Repeat the lines that follow, leaving nothing out.

(Stored data)
--------------------------------
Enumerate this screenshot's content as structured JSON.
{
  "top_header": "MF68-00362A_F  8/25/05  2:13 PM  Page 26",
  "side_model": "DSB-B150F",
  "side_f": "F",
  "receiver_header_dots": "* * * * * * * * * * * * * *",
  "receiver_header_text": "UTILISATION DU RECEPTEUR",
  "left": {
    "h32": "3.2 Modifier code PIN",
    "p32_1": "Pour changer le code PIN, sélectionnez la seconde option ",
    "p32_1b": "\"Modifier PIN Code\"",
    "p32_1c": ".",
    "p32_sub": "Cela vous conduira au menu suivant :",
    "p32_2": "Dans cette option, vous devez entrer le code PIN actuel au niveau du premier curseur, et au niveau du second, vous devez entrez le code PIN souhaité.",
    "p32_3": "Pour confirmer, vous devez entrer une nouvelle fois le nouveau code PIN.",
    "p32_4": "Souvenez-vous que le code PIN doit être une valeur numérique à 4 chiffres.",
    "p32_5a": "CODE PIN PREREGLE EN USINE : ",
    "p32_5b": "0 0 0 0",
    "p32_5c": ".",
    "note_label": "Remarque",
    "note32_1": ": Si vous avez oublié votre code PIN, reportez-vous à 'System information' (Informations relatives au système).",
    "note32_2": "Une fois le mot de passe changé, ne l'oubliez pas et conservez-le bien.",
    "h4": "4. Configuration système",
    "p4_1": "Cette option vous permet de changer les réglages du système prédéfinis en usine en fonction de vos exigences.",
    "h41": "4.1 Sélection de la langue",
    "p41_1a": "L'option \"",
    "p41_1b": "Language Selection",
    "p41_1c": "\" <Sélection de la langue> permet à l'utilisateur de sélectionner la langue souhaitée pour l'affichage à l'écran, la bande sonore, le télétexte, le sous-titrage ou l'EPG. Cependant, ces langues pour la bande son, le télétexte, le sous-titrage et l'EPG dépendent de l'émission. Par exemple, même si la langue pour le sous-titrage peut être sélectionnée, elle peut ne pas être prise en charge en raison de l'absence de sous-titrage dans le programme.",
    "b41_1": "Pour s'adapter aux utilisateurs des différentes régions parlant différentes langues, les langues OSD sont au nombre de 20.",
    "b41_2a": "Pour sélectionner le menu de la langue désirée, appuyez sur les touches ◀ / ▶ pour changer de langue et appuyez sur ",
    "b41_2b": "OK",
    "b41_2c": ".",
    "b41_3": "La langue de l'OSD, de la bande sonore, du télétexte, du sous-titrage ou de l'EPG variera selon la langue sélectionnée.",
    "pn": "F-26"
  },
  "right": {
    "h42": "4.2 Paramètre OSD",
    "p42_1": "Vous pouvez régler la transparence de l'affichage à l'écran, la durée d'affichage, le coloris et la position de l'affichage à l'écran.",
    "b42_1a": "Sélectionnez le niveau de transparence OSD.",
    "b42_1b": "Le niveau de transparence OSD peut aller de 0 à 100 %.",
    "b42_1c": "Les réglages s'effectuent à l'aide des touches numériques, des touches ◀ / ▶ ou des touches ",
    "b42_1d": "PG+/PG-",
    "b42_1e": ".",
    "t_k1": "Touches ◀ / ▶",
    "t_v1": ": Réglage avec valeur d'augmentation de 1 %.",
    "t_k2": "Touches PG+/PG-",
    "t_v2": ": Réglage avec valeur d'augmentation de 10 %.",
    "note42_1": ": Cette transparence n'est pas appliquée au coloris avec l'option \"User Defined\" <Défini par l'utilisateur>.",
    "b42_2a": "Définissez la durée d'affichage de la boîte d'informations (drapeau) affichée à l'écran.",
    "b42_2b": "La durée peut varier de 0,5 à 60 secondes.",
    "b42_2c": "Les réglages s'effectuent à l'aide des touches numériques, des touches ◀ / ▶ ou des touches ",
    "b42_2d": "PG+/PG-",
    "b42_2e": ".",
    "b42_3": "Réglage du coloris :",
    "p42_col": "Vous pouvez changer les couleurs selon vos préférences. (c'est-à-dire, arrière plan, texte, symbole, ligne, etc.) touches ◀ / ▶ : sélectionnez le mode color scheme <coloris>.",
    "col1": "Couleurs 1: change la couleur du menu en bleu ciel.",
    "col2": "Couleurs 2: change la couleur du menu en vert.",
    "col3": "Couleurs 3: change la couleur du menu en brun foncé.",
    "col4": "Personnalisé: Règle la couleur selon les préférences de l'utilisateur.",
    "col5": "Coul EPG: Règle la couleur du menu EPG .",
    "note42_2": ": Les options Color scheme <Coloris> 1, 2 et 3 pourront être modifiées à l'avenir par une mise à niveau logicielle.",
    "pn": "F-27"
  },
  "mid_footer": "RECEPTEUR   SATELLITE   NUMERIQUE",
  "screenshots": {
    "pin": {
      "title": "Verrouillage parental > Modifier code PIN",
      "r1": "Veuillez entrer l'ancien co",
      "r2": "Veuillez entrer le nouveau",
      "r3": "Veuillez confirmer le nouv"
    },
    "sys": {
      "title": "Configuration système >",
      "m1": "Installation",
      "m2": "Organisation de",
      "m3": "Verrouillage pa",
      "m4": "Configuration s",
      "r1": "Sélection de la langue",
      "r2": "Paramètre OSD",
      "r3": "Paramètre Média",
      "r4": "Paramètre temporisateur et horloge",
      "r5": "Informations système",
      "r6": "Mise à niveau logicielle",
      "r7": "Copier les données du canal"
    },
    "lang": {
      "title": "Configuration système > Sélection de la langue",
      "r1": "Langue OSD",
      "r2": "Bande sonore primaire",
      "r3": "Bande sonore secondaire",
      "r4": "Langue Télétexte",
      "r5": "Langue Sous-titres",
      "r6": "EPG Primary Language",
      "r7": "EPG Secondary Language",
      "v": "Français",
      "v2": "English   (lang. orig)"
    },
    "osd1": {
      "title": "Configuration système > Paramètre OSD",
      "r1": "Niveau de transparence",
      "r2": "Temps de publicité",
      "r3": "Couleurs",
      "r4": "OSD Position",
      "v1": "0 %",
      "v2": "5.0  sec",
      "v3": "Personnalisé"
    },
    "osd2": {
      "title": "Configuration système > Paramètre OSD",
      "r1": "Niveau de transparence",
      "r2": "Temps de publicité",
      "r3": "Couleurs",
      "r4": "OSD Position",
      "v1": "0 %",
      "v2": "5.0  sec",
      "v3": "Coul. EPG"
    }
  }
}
--------------------------------
*Problem solution*.
Enumerate this screenshot's content as structured JSON.
{
  "top_header": "MF68-00362A_F  8/25/05  2:13 PM  Page 26",
  "side_model": "DSB-B150F",
  "side_f": "F",
  "receiver_header_dots": "* * * * * * * * * * * * * *",
  "receiver_header_text": "UTILISATION DU RECEPTEUR",
  "left": {
    "h32": "3.2 Modifier code PIN",
    "p32_1": "Pour changer le code PIN, sélectionnez la seconde option ",
    "p32_1b": "\"Modifier PIN Code\"",
    "p32_1c": ".",
    "p32_sub": "Cela vous conduira au menu suivant :",
    "p32_2": "Dans cette option, vous devez entrer le code PIN actuel au niveau du premier curseur, et au niveau du second, vous devez entrez le code PIN souhaité.",
    "p32_3": "Pour confirmer, vous devez entrer une nouvelle fois le nouveau code PIN.",
    "p32_4": "Souvenez-vous que le code PIN doit être une valeur numérique à 4 chiffres.",
    "p32_5a": "CODE PIN PREREGLE EN USINE : ",
    "p32_5b": "0 0 0 0",
    "p32_5c": ".",
    "note_label": "Remarque",
    "note32_1": ": Si vous avez oublié votre code PIN, reportez-vous à 'System information' (Informations relatives au système).",
    "note32_2": "Une fois le mot de passe changé, ne l'oubliez pas et conservez-le bien.",
    "h4": "4. Configuration système",
    "p4_1": "Cette option vous permet de changer les réglages du système prédéfinis en usine en fonction de vos exigences.",
    "h41": "4.1 Sélection de la langue",
    "p41_1a": "L'option \"",
    "p41_1b": "Language Selection",
    "p41_1c": "\" <Sélection de la langue> permet à l'utilisateur de sélectionner la langue souhaitée pour l'affichage à l'écran, la bande sonore, le télétexte, le sous-titrage ou l'EPG. Cependant, ces langues pour la bande son, le télétexte, le sous-titrage et l'EPG dépendent de l'émission. Par exemple, même si la langue pour le sous-titrage peut être sélectionnée, elle peut ne pas être prise en charge en raison de l'absence de sous-titrage dans le programme.",
    "b41_1": "Pour s'adapter aux utilisateurs des différentes régions parlant différentes langues, les langues OSD sont au nombre de 20.",
    "b41_2a": "Pour sélectionner le menu de la langue désirée, appuyez sur les touches ◀ / ▶ pour changer de langue et appuyez sur ",
    "b41_2b": "OK",
    "b41_2c": ".",
    "b41_3": "La langue de l'OSD, de la bande sonore, du télétexte, du sous-titrage ou de l'EPG variera selon la langue sélectionnée.",
    "pn": "F-26"
  },
  "right": {
    "h42": "4.2 Paramètre OSD",
    "p42_1": "Vous pouvez régler la transparence de l'affichage à l'écran, la durée d'affichage, le coloris et la position de l'affichage à l'écran.",
    "b42_1a": "Sélectionnez le niveau de transparence OSD.",
    "b42_1b": "Le niveau de transparence OSD peut aller de 0 à 100 %.",
    "b42_1c": "Les réglages s'effectuent à l'aide des touches numériques, des touches ◀ / ▶ ou des touches ",
    "b42_1d": "PG+/PG-",
    "b42_1e": ".",
    "t_k1": "Touches ◀ / ▶",
    "t_v1": ": Réglage avec valeur d'augmentation de 1 %.",
    "t_k2": "Touches PG+/PG-",
    "t_v2": ": Réglage avec valeur d'augmentation de 10 %.",
    "note42_1": ": Cette transparence n'est pas appliquée au coloris avec l'option \"User Defined\" <Défini par l'utilisateur>.",
    "b42_2a": "Définissez la durée d'affichage de la boîte d'informations (drapeau) affichée à l'écran.",
    "b42_2b": "La durée peut varier de 0,5 à 60 secondes.",
    "b42_2c": "Les réglages s'effectuent à l'aide des touches numériques, des touches ◀ / ▶ ou des touches ",
    "b42_2d": "PG+/PG-",
    "b42_2e": ".",
    "b42_3": "Réglage du coloris :",
    "p42_col": "Vous pouvez changer les couleurs selon vos préférences. (c'est-à-dire, arrière plan, texte, symbole, ligne, etc.) touches ◀ / ▶ : sélectionnez le mode color scheme <coloris>.",
    "col1": "Couleurs 1: change la couleur du menu en bleu ciel.",
    "col2": "Couleurs 2: change la couleur du menu en vert.",
    "col3": "Couleurs 3: change la couleur du menu en brun foncé.",
    "col4": "Personnalisé: Règle la couleur selon les préférences de l'utilisateur.",
    "col5": "Coul EPG: Règle la couleur du menu EPG .",
    "note42_2": ": Les options Color scheme <Coloris> 1, 2 et 3 pourront être modifiées à l'avenir par une mise à niveau logicielle.",
    "pn": "F-27"
  },
  "mid_footer": "RECEPTEUR   SATELLITE   NUMERIQUE",
  "screenshots": {
    "pin": {
      "title": "Verrouillage parental > Modifier code PIN",
      "r1": "Veuillez entrer l'ancien co",
      "r2": "Veuillez entrer le nouveau",
      "r3": "Veuillez confirmer le nouv"
    },
    "sys": {
      "title": "Configuration système >",
      "m1": "Installation",
      "m2": "Organisation de",
      "m3": "Verrouillage pa",
      "m4": "Configuration s",
      "r1": "Sélection de la langue",
      "r2": "Paramètre OSD",
      "r3": "Paramètre Média",
      "r4": "Paramètre temporisateur et horloge",
      "r5": "Informations système",
      "r6": "Mise à niveau logicielle",
      "r7": "Copier les données du canal"
    },
    "lang": {
      "title": "Configuration système > Sélection de la langue",
      "r1": "Langue OSD",
      "r2": "Bande sonore primaire",
      "r3": "Bande sonore secondaire",
      "r4": "Langue Télétexte",
      "r5": "Langue Sous-titres",
      "r6": "EPG Primary Language",
      "r7": "EPG Secondary Language",
      "v": "Français",
      "v2": "English   (lang. orig)"
    },
    "osd1": {
      "title": "Configuration système > Paramètre OSD",
      "r1": "Niveau de transparence",
      "r2": "Temps de publicité",
      "r3": "Couleurs",
      "r4": "OSD Position",
      "v1": "0 %",
      "v2": "5.0  sec",
      "v3": "Personnalisé"
    },
    "osd2": {
      "title": "Configuration système > Paramètre OSD",
      "r1": "Niveau de transparence",
      "r2": "Temps de publicité",
      "r3": "Couleurs",
      "r4": "OSD Position",
      "v1": "0 %",
      "v2": "5.0  sec",
      "v3": "Coul. EPG"
    }
  }
}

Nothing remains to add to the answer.